_TASK BRIEF_: Scan the data. Collect each line that contains the word "dakika".

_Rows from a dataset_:
......
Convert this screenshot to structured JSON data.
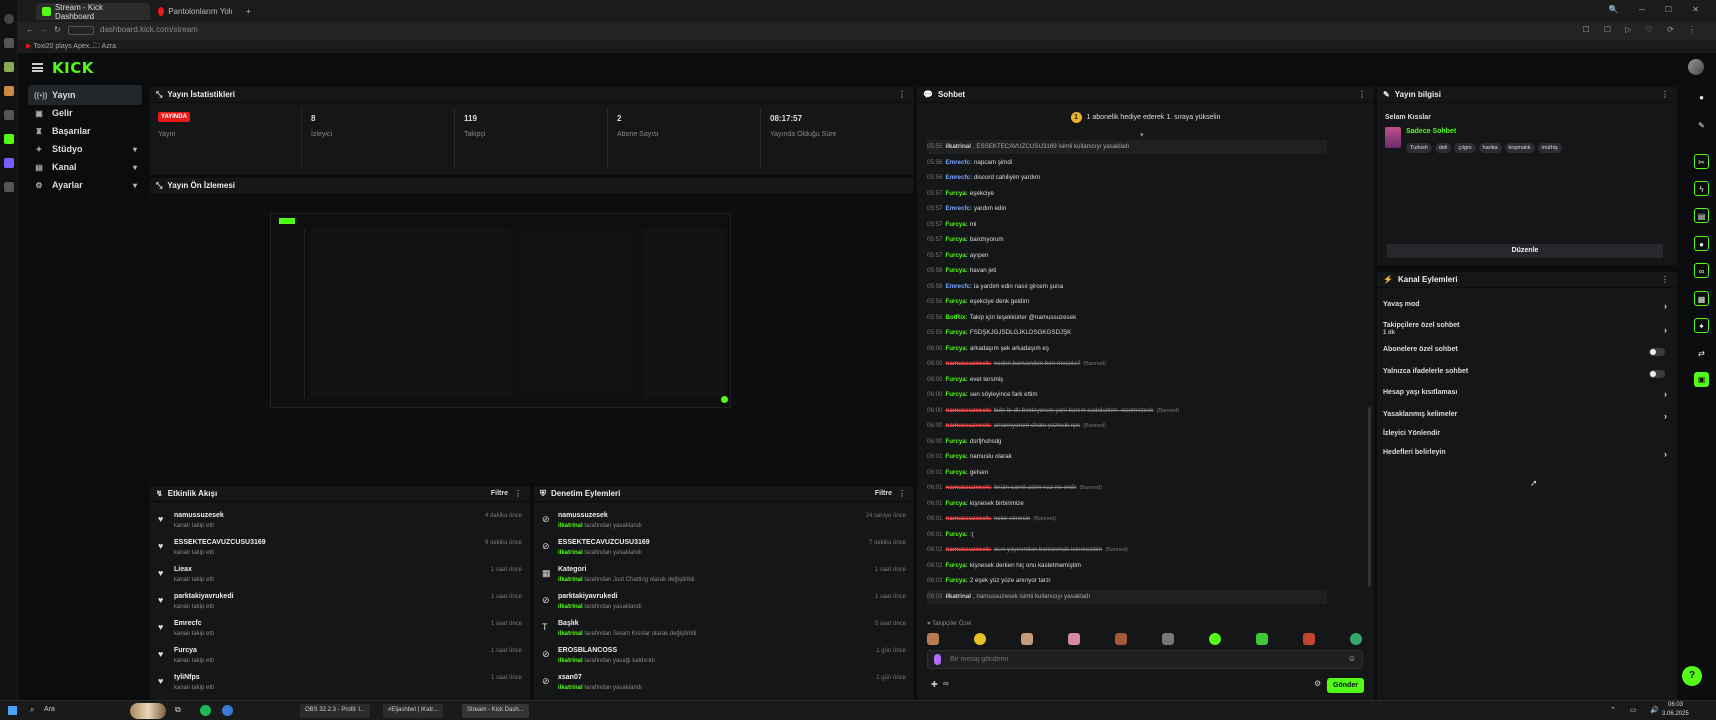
{
  "browser": {
    "tabs": [
      {
        "title": "Stream - Kick Dashboard",
        "active": true
      },
      {
        "title": "Pantolonlarım Yoldu Fakir"
      }
    ],
    "new_tab": "+",
    "url": "dashboard.kick.com/stream",
    "bookmarks": [
      {
        "label": "Toxi20 plays Apex..."
      },
      {
        "label": "Azra"
      }
    ]
  },
  "kick": {
    "logo": "KICK"
  },
  "nav": {
    "items": [
      {
        "label": "Yayın",
        "icon": "broadcast-icon",
        "glyph": "((•))"
      },
      {
        "label": "Gelir",
        "icon": "wallet-icon",
        "glyph": "▣"
      },
      {
        "label": "Başarılar",
        "icon": "trophy-icon",
        "glyph": "♜"
      },
      {
        "label": "Stüdyo",
        "icon": "studio-icon",
        "glyph": "✦",
        "chevron": "▾"
      },
      {
        "label": "Kanal",
        "icon": "channel-icon",
        "glyph": "▤",
        "chevron": "▾"
      },
      {
        "label": "Ayarlar",
        "icon": "settings-icon",
        "glyph": "⚙",
        "chevron": "▾"
      }
    ]
  },
  "stats_panel": {
    "title": "Yayın İstatistikleri",
    "kebab": "⋮",
    "live_badge": "YAYINDA",
    "live_label": "Yayın",
    "stats": [
      {
        "value": "8",
        "label": "İzleyici"
      },
      {
        "value": "119",
        "label": "Takipçi"
      },
      {
        "value": "2",
        "label": "Abone Sayısı"
      },
      {
        "value": "08:17:57",
        "label": "Yayında Olduğu Süre"
      }
    ]
  },
  "preview_panel": {
    "title": "Yayın Ön İzlemesi"
  },
  "activity_feed": {
    "title": "Etkinlik Akışı",
    "filter_label": "Filtre",
    "kebab": "⋮",
    "items": [
      {
        "name": "namussuzesek",
        "desc": "kanalı takip etti",
        "time": "4 dakika önce"
      },
      {
        "name": "ESSEKTECAVUZCUSU3169",
        "desc": "kanalı takip etti",
        "time": "9 dakika önce"
      },
      {
        "name": "Lieax",
        "desc": "kanalı takip etti",
        "time": "1 saat önce"
      },
      {
        "name": "parktakiyavrukedi",
        "desc": "kanalı takip etti",
        "time": "1 saat önce"
      },
      {
        "name": "Emrecfc",
        "desc": "kanalı takip etti",
        "time": "1 saat önce"
      },
      {
        "name": "Furcya",
        "desc": "kanalı takip etti",
        "time": "1 saat önce"
      },
      {
        "name": "tyliNfps",
        "desc": "kanalı takip etti",
        "time": "1 saat önce"
      }
    ]
  },
  "moderation": {
    "title": "Denetim Eylemleri",
    "filter_label": "Filtre",
    "kebab": "⋮",
    "items": [
      {
        "icon": "ban-icon",
        "glyph": "⊘",
        "name": "namussuzesek",
        "actor": "ilkatrinal",
        "tail": "tarafından yasaklandı",
        "time": "24 saniye önce"
      },
      {
        "icon": "ban-icon",
        "glyph": "⊘",
        "name": "ESSEKTECAVUZCUSU3169",
        "actor": "ilkatrinal",
        "tail": "tarafından yasaklandı",
        "time": "7 dakika önce"
      },
      {
        "icon": "category-icon",
        "glyph": "▦",
        "name": "Kategori",
        "actor": "ilkatrinal",
        "tail": "tarafından Just Chatting olarak değiştirildi",
        "time": "1 saat önce"
      },
      {
        "icon": "ban-icon",
        "glyph": "⊘",
        "name": "parktakiyavrukedi",
        "actor": "ilkatrinal",
        "tail": "tarafından yasaklandı",
        "time": "1 saat önce"
      },
      {
        "icon": "title-icon",
        "glyph": "T",
        "name": "Başlık",
        "actor": "ilkatrinal",
        "tail": "tarafından Selam Kısslar olarak değiştirildi",
        "time": "5 saat önce"
      },
      {
        "icon": "unban-icon",
        "glyph": "⊘",
        "name": "EROSBLANCOSS",
        "actor": "ilkatrinal",
        "tail": "tarafından yasağı kaldırıldı",
        "time": "1 gün önce"
      },
      {
        "icon": "ban-icon",
        "glyph": "⊘",
        "name": "xsan07",
        "actor": "ilkatrinal",
        "tail": "tarafından yasaklandı",
        "time": "1 gün önce"
      }
    ]
  },
  "chat": {
    "title": "Sohbet",
    "kebab": "⋮",
    "pinned": "1 abonelik hediye ederek 1. sıraya yükselin",
    "pinned_rank": "1",
    "lines": [
      {
        "ts": "05:55",
        "user": "ilkatrinal",
        "msg": ", ESSEKTECAVUZCUSU3169 isimli kullanıcıyı yasakladı",
        "color": "#cfcfcf",
        "kind": "sys"
      },
      {
        "ts": "05:56",
        "user": "Emrecfc:",
        "msg": "napcam şimdi",
        "color": "#7aa7ff"
      },
      {
        "ts": "05:56",
        "user": "Emrecfc:",
        "msg": "discord cahiliyim yardım",
        "color": "#7aa7ff"
      },
      {
        "ts": "05:57",
        "user": "Furcya:",
        "msg": "eşekciye",
        "color": "#53fc18"
      },
      {
        "ts": "05:57",
        "user": "Emrecfc:",
        "msg": "yardım edin",
        "color": "#7aa7ff"
      },
      {
        "ts": "05:57",
        "user": "Furcya:",
        "msg": "mi",
        "color": "#53fc18"
      },
      {
        "ts": "05:57",
        "user": "Furcya:",
        "msg": "banzlıyorum",
        "color": "#53fc18"
      },
      {
        "ts": "05:57",
        "user": "Furcya:",
        "msg": "ayıpen",
        "color": "#53fc18"
      },
      {
        "ts": "05:58",
        "user": "Furcya:",
        "msg": "havan jeti",
        "color": "#53fc18"
      },
      {
        "ts": "05:58",
        "user": "Emrecfc:",
        "msg": "la yardım edin nasıl gircem şuna",
        "color": "#7aa7ff"
      },
      {
        "ts": "05:59",
        "user": "Furcya:",
        "msg": "eşekciye denk geldim",
        "color": "#53fc18"
      },
      {
        "ts": "05:59",
        "user": "BotRix:",
        "msg": "Takip için teşekkürler @namussuzesek",
        "color": "#53fc18"
      },
      {
        "ts": "05:59",
        "user": "Furcya:",
        "msg": "FSDŞKJGJSDLGJKLDSGKGSDJŞK",
        "color": "#53fc18"
      },
      {
        "ts": "06:00",
        "user": "Furcya:",
        "msg": "arkadaşım şek arkadaşım eş",
        "color": "#53fc18"
      },
      {
        "ts": "06:00",
        "user": "namussuzesek:",
        "msg": "neden banvandım ben meselа?",
        "color": "#ff4d4d",
        "kind": "banned",
        "tag": "(Banned)"
      },
      {
        "ts": "06:00",
        "user": "Furcya:",
        "msg": "evet tersmiş",
        "color": "#53fc18"
      },
      {
        "ts": "06:00",
        "user": "Furcya:",
        "msg": "sen söyleyince fark ettim",
        "color": "#53fc18"
      },
      {
        "ts": "06:00",
        "user": "namussuzesek:",
        "msg": "bide bi dk bekleyorum yani banım sadakatlım. olcemezsek",
        "color": "#ff4d4d",
        "kind": "banned",
        "tag": "(Banned)"
      },
      {
        "ts": "06:00",
        "user": "namussuzesek:",
        "msg": "anlamıyorum chate yazmak için",
        "color": "#ff4d4d",
        "kind": "banned",
        "tag": "(Banned)"
      },
      {
        "ts": "06:00",
        "user": "Furcya:",
        "msg": "dsrfjhshsdg",
        "color": "#53fc18"
      },
      {
        "ts": "06:01",
        "user": "Furcya:",
        "msg": "namuslu olarak",
        "color": "#53fc18"
      },
      {
        "ts": "06:01",
        "user": "Furcya:",
        "msg": "gelsen",
        "color": "#53fc18"
      },
      {
        "ts": "06:01",
        "user": "namussuzesek:",
        "msg": "önüm sanrit adım naz mı emik",
        "color": "#ff4d4d",
        "kind": "banned",
        "tag": "(Banned)"
      },
      {
        "ts": "06:01",
        "user": "Furcya:",
        "msg": "kişnesek birbirimize",
        "color": "#53fc18"
      },
      {
        "ts": "06:01",
        "user": "namussuzesek:",
        "msg": "nolur elmesin",
        "color": "#ff4d4d",
        "kind": "banned",
        "tag": "(Banned)"
      },
      {
        "ts": "06:01",
        "user": "Furcya:",
        "msg": ":(",
        "color": "#53fc18"
      },
      {
        "ts": "06:02",
        "user": "namussuzesek:",
        "msg": "asın yayınından banlanmak istemezdim",
        "color": "#ff4d4d",
        "kind": "banned",
        "tag": "(Banned)"
      },
      {
        "ts": "06:02",
        "user": "Furcya:",
        "msg": "kişnesek derken hiç onu kastetmemiştim",
        "color": "#53fc18"
      },
      {
        "ts": "06:02",
        "user": "Furcya:",
        "msg": "2 eşek yüz yüze anırıyor tarzı",
        "color": "#53fc18"
      },
      {
        "ts": "06:03",
        "user": "ilkatrinal",
        "msg": ", namussuzesek isimli kullanıcıyı yasakladı",
        "color": "#cfcfcf",
        "kind": "sys"
      }
    ],
    "followers_only": "♥ Takipçiler Özel",
    "input_placeholder": "Bir mesaj gönderin",
    "send_label": "Gönder",
    "points_label": "∞"
  },
  "stream_info": {
    "title_header": "Yayın bilgisi",
    "kebab": "⋮",
    "stream_title": "Selam Kısslar",
    "category": "Sadece Sohbet",
    "tags": [
      "Turkish",
      "deli",
      "çılgın",
      "harika",
      "kopmalık",
      "müthiş"
    ],
    "edit_label": "Düzenle"
  },
  "channel_actions": {
    "title": "Kanal Eylemleri",
    "kebab": "⋮",
    "items": [
      {
        "label": "Yavaş mod",
        "type": "arrow"
      },
      {
        "label": "Takipçilere özel sohbet",
        "sub": "1 dk",
        "type": "arrow"
      },
      {
        "label": "Abonelere özel sohbet",
        "type": "toggle"
      },
      {
        "label": "Yalnızca ifadelerle sohbet",
        "type": "toggle"
      },
      {
        "label": "Hesap yaşı kısıtlaması",
        "type": "arrow"
      },
      {
        "label": "Yasaklanmış kelimeler",
        "type": "arrow"
      },
      {
        "label": "İzleyici Yönlendir",
        "type": "none"
      },
      {
        "label": "Hedefleri belirleyin",
        "type": "arrow"
      }
    ]
  },
  "taskbar": {
    "search_label": "Ara",
    "apps": [
      "OBS 32.2.3 - Profil: I...",
      "#Eljashbet | iKatr...",
      "Stream - Kick Dash..."
    ],
    "clock_time": "06:03",
    "clock_date": "3.06.2025"
  },
  "colors": {
    "accent": "#53fc18",
    "live": "#e91916",
    "panel": "#151617",
    "background": "#0b0c0d"
  }
}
......
_COMPLETE ANSWER_:
        "time": "4 dakika önce"
        "time": "9 dakika önce"
        "time": "7 dakika önce"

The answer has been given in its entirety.